WORK REQUIRED: Go through the entries below and copy each line containing the word "time".

ITEMS:

--------------------

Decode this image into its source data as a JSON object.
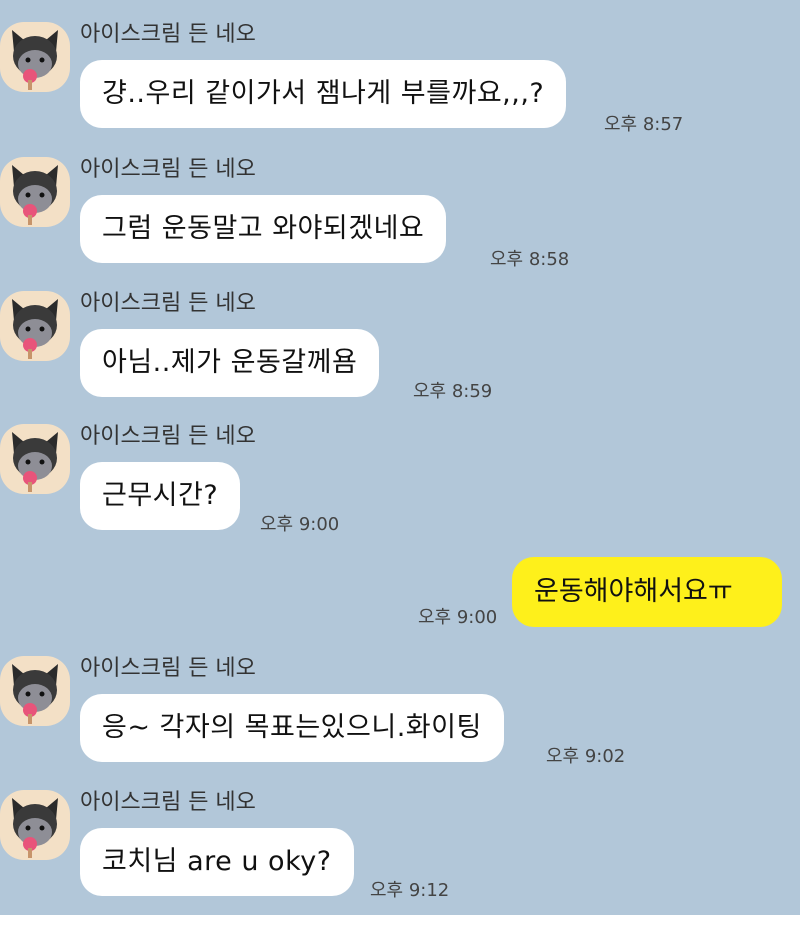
{
  "sender_name": "아이스크림 든 네오",
  "messages": [
    {
      "type": "in",
      "text": "걍..우리 같이가서 잼나게 부를까요,,,?",
      "time": "오후 8:57"
    },
    {
      "type": "in",
      "text": "그럼 운동말고 와야되겠네요",
      "time": "오후 8:58"
    },
    {
      "type": "in",
      "text": "아님..제가 운동갈께욤",
      "time": "오후 8:59"
    },
    {
      "type": "in",
      "text": "근무시간?",
      "time": "오후 9:00"
    },
    {
      "type": "out",
      "text": "운동해야해서요ㅠ",
      "time": "오후 9:00"
    },
    {
      "type": "in",
      "text": "응~ 각자의 목표는있으니.화이팅",
      "time": "오후 9:02"
    },
    {
      "type": "in",
      "text": "코치님 are u oky?",
      "time": "오후 9:12"
    }
  ],
  "colors": {
    "background": "#b2c7d9",
    "incoming_bubble": "#ffffff",
    "outgoing_bubble": "#fef01b",
    "avatar_bg": "#f3e0c6"
  },
  "avatar_icon": "neo-character-icon"
}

--------------------

FULL ANSWER:
      "time": "오후 8:57"
      "time": "오후 8:58"
      "time": "오후 8:59"
      "time": "오후 9:00"
      "time": "오후 9:00"
      "time": "오후 9:02"
      "time": "오후 9:12"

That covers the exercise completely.